— START Given entries —

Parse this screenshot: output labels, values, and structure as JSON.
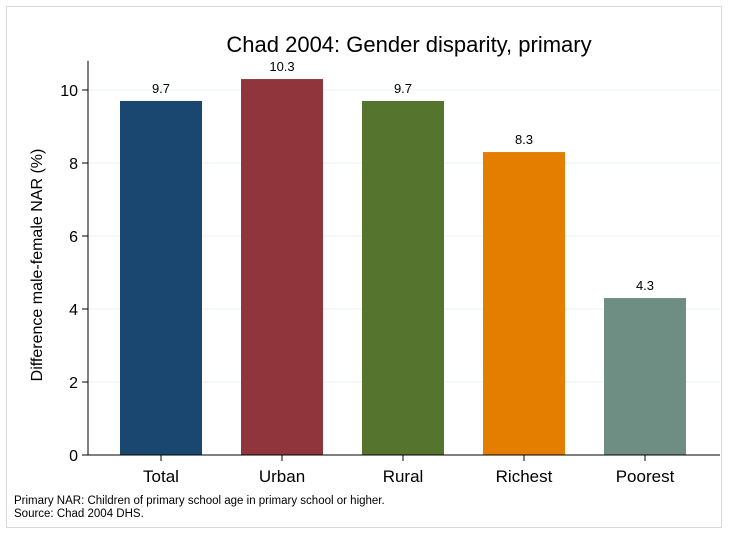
{
  "chart_data": {
    "type": "bar",
    "title": "Chad 2004: Gender disparity, primary",
    "ylabel": "Difference male-female NAR (%)",
    "xlabel": "",
    "categories": [
      "Total",
      "Urban",
      "Rural",
      "Richest",
      "Poorest"
    ],
    "values": [
      9.7,
      10.3,
      9.7,
      8.3,
      4.3
    ],
    "value_labels": [
      "9.7",
      "10.3",
      "9.7",
      "8.3",
      "4.3"
    ],
    "colors": [
      "#1a476f",
      "#90353b",
      "#55752f",
      "#e37e00",
      "#6e8e84"
    ],
    "yticks": [
      0,
      2,
      4,
      6,
      8,
      10
    ],
    "ylim": [
      0,
      10.8
    ],
    "grid": true,
    "legend": "none"
  },
  "notes": [
    "Primary NAR: Children of primary school age in primary school or higher.",
    "Source: Chad 2004 DHS."
  ]
}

— END Given entries —

◆ Your objective:
In the entries above, locate every line with the word "Chad" and copy it.

◆ Final answer:
    "title": "Chad 2004: Gender disparity, primary",
    "Source: Chad 2004 DHS."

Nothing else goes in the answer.